PROVIDED DATA:
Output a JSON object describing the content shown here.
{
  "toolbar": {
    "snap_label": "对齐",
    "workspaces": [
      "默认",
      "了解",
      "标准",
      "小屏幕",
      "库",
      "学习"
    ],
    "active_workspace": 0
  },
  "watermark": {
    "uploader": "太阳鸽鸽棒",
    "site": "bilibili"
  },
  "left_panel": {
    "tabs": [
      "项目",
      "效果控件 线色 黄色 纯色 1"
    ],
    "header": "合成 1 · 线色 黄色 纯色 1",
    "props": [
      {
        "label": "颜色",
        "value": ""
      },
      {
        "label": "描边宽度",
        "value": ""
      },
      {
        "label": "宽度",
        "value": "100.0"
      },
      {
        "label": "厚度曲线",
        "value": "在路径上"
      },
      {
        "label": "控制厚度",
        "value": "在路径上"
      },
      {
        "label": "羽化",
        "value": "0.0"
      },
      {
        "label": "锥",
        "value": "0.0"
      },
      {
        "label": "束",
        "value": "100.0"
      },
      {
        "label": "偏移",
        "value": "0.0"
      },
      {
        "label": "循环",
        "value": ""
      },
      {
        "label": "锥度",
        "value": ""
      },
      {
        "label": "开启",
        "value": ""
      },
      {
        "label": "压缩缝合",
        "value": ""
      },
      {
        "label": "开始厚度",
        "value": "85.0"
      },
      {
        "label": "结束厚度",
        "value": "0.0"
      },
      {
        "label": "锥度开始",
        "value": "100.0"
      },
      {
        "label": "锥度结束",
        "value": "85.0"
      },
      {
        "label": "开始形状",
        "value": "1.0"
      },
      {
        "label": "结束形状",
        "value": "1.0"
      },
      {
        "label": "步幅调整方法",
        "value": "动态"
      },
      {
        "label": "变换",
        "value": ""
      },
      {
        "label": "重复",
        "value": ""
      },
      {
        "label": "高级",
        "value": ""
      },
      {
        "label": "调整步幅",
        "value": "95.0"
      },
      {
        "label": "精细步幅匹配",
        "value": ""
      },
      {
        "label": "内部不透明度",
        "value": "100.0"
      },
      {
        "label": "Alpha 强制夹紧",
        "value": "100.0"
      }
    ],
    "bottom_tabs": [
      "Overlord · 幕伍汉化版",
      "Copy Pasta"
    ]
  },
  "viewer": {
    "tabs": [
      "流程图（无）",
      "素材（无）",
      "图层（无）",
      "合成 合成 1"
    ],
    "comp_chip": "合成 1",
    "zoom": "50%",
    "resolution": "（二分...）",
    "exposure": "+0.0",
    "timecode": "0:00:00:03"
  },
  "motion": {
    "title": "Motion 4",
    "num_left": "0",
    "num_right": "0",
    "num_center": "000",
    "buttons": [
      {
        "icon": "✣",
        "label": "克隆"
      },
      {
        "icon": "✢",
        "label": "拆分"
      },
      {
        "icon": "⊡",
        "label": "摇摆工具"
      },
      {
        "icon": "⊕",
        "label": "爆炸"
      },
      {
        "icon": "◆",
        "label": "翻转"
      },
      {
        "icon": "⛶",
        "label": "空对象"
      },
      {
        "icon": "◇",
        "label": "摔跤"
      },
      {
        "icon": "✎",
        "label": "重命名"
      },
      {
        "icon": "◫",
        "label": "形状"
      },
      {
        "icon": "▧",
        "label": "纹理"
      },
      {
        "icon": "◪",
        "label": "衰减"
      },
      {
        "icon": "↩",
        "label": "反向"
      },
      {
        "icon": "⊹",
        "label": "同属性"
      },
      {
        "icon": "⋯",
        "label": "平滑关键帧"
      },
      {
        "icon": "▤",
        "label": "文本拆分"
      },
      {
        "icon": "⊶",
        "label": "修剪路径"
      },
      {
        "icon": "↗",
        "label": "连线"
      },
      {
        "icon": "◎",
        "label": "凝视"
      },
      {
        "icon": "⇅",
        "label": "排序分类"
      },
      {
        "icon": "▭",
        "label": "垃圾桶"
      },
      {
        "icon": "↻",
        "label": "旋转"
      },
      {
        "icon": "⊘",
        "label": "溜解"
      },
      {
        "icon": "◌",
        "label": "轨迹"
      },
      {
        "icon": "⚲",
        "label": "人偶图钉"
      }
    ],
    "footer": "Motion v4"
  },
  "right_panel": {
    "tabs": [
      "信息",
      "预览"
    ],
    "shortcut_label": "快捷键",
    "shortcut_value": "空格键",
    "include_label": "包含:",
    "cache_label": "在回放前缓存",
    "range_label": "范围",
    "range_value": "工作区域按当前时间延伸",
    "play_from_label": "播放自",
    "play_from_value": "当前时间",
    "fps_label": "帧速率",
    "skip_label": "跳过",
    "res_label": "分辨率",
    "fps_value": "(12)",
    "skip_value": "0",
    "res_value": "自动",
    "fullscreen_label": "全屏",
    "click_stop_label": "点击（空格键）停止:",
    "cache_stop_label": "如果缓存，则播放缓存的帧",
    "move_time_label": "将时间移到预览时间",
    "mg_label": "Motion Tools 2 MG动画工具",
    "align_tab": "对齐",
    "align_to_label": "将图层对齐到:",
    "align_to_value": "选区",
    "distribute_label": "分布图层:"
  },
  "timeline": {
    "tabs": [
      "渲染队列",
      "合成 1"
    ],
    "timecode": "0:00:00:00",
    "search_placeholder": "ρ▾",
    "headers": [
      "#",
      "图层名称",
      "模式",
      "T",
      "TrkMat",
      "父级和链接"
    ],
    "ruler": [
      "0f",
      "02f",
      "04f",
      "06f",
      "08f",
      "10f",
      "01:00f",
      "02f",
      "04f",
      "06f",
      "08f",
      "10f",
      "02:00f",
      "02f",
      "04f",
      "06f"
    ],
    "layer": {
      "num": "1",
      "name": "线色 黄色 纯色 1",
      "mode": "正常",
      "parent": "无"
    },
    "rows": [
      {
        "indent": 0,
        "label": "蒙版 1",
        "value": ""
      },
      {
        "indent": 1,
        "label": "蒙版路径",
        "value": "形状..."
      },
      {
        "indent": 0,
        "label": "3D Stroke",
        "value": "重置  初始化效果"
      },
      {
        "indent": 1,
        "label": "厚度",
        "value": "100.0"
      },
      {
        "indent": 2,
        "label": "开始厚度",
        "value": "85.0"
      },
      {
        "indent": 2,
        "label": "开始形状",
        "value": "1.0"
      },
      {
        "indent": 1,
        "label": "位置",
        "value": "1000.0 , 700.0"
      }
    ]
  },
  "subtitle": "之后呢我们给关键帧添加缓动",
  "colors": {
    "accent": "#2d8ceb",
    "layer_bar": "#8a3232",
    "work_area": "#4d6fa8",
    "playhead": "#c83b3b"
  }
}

WRITTEN INSTRUCTION: Your task is to give the records above again, exactly.

REPLY:
Output a JSON object describing the content shown here.
{
  "toolbar": {
    "snap_label": "对齐",
    "workspaces": [
      "默认",
      "了解",
      "标准",
      "小屏幕",
      "库",
      "学习"
    ],
    "active_workspace": 0
  },
  "watermark": {
    "uploader": "太阳鸽鸽棒",
    "site": "bilibili"
  },
  "left_panel": {
    "tabs": [
      "项目",
      "效果控件 线色 黄色 纯色 1"
    ],
    "header": "合成 1 · 线色 黄色 纯色 1",
    "props": [
      {
        "label": "颜色",
        "value": ""
      },
      {
        "label": "描边宽度",
        "value": ""
      },
      {
        "label": "宽度",
        "value": "100.0"
      },
      {
        "label": "厚度曲线",
        "value": "在路径上"
      },
      {
        "label": "控制厚度",
        "value": "在路径上"
      },
      {
        "label": "羽化",
        "value": "0.0"
      },
      {
        "label": "锥",
        "value": "0.0"
      },
      {
        "label": "束",
        "value": "100.0"
      },
      {
        "label": "偏移",
        "value": "0.0"
      },
      {
        "label": "循环",
        "value": ""
      },
      {
        "label": "锥度",
        "value": ""
      },
      {
        "label": "开启",
        "value": ""
      },
      {
        "label": "压缩缝合",
        "value": ""
      },
      {
        "label": "开始厚度",
        "value": "85.0"
      },
      {
        "label": "结束厚度",
        "value": "0.0"
      },
      {
        "label": "锥度开始",
        "value": "100.0"
      },
      {
        "label": "锥度结束",
        "value": "85.0"
      },
      {
        "label": "开始形状",
        "value": "1.0"
      },
      {
        "label": "结束形状",
        "value": "1.0"
      },
      {
        "label": "步幅调整方法",
        "value": "动态"
      },
      {
        "label": "变换",
        "value": ""
      },
      {
        "label": "重复",
        "value": ""
      },
      {
        "label": "高级",
        "value": ""
      },
      {
        "label": "调整步幅",
        "value": "95.0"
      },
      {
        "label": "精细步幅匹配",
        "value": ""
      },
      {
        "label": "内部不透明度",
        "value": "100.0"
      },
      {
        "label": "Alpha 强制夹紧",
        "value": "100.0"
      }
    ],
    "bottom_tabs": [
      "Overlord · 幕伍汉化版",
      "Copy Pasta"
    ]
  },
  "viewer": {
    "tabs": [
      "流程图（无）",
      "素材（无）",
      "图层（无）",
      "合成 合成 1"
    ],
    "comp_chip": "合成 1",
    "zoom": "50%",
    "resolution": "（二分...）",
    "exposure": "+0.0",
    "timecode": "0:00:00:03"
  },
  "motion": {
    "title": "Motion 4",
    "num_left": "0",
    "num_right": "0",
    "num_center": "000",
    "buttons": [
      {
        "icon": "✣",
        "label": "克隆"
      },
      {
        "icon": "✢",
        "label": "拆分"
      },
      {
        "icon": "⊡",
        "label": "摇摆工具"
      },
      {
        "icon": "⊕",
        "label": "爆炸"
      },
      {
        "icon": "◆",
        "label": "翻转"
      },
      {
        "icon": "⛶",
        "label": "空对象"
      },
      {
        "icon": "◇",
        "label": "摔跤"
      },
      {
        "icon": "✎",
        "label": "重命名"
      },
      {
        "icon": "◫",
        "label": "形状"
      },
      {
        "icon": "▧",
        "label": "纹理"
      },
      {
        "icon": "◪",
        "label": "衰减"
      },
      {
        "icon": "↩",
        "label": "反向"
      },
      {
        "icon": "⊹",
        "label": "同属性"
      },
      {
        "icon": "⋯",
        "label": "平滑关键帧"
      },
      {
        "icon": "▤",
        "label": "文本拆分"
      },
      {
        "icon": "⊶",
        "label": "修剪路径"
      },
      {
        "icon": "↗",
        "label": "连线"
      },
      {
        "icon": "◎",
        "label": "凝视"
      },
      {
        "icon": "⇅",
        "label": "排序分类"
      },
      {
        "icon": "▭",
        "label": "垃圾桶"
      },
      {
        "icon": "↻",
        "label": "旋转"
      },
      {
        "icon": "⊘",
        "label": "溜解"
      },
      {
        "icon": "◌",
        "label": "轨迹"
      },
      {
        "icon": "⚲",
        "label": "人偶图钉"
      }
    ],
    "footer": "Motion v4"
  },
  "right_panel": {
    "tabs": [
      "信息",
      "预览"
    ],
    "shortcut_label": "快捷键",
    "shortcut_value": "空格键",
    "include_label": "包含:",
    "cache_label": "在回放前缓存",
    "range_label": "范围",
    "range_value": "工作区域按当前时间延伸",
    "play_from_label": "播放自",
    "play_from_value": "当前时间",
    "fps_label": "帧速率",
    "skip_label": "跳过",
    "res_label": "分辨率",
    "fps_value": "(12)",
    "skip_value": "0",
    "res_value": "自动",
    "fullscreen_label": "全屏",
    "click_stop_label": "点击（空格键）停止:",
    "cache_stop_label": "如果缓存，则播放缓存的帧",
    "move_time_label": "将时间移到预览时间",
    "mg_label": "Motion Tools 2 MG动画工具",
    "align_tab": "对齐",
    "align_to_label": "将图层对齐到:",
    "align_to_value": "选区",
    "distribute_label": "分布图层:"
  },
  "timeline": {
    "tabs": [
      "渲染队列",
      "合成 1"
    ],
    "timecode": "0:00:00:00",
    "search_placeholder": "ρ▾",
    "headers": [
      "#",
      "图层名称",
      "模式",
      "T",
      "TrkMat",
      "父级和链接"
    ],
    "ruler": [
      "0f",
      "02f",
      "04f",
      "06f",
      "08f",
      "10f",
      "01:00f",
      "02f",
      "04f",
      "06f",
      "08f",
      "10f",
      "02:00f",
      "02f",
      "04f",
      "06f"
    ],
    "layer": {
      "num": "1",
      "name": "线色 黄色 纯色 1",
      "mode": "正常",
      "parent": "无"
    },
    "rows": [
      {
        "indent": 0,
        "label": "蒙版 1",
        "value": ""
      },
      {
        "indent": 1,
        "label": "蒙版路径",
        "value": "形状..."
      },
      {
        "indent": 0,
        "label": "3D Stroke",
        "value": "重置  初始化效果"
      },
      {
        "indent": 1,
        "label": "厚度",
        "value": "100.0"
      },
      {
        "indent": 2,
        "label": "开始厚度",
        "value": "85.0"
      },
      {
        "indent": 2,
        "label": "开始形状",
        "value": "1.0"
      },
      {
        "indent": 1,
        "label": "位置",
        "value": "1000.0 , 700.0"
      }
    ]
  },
  "subtitle": "之后呢我们给关键帧添加缓动",
  "colors": {
    "accent": "#2d8ceb",
    "layer_bar": "#8a3232",
    "work_area": "#4d6fa8",
    "playhead": "#c83b3b"
  }
}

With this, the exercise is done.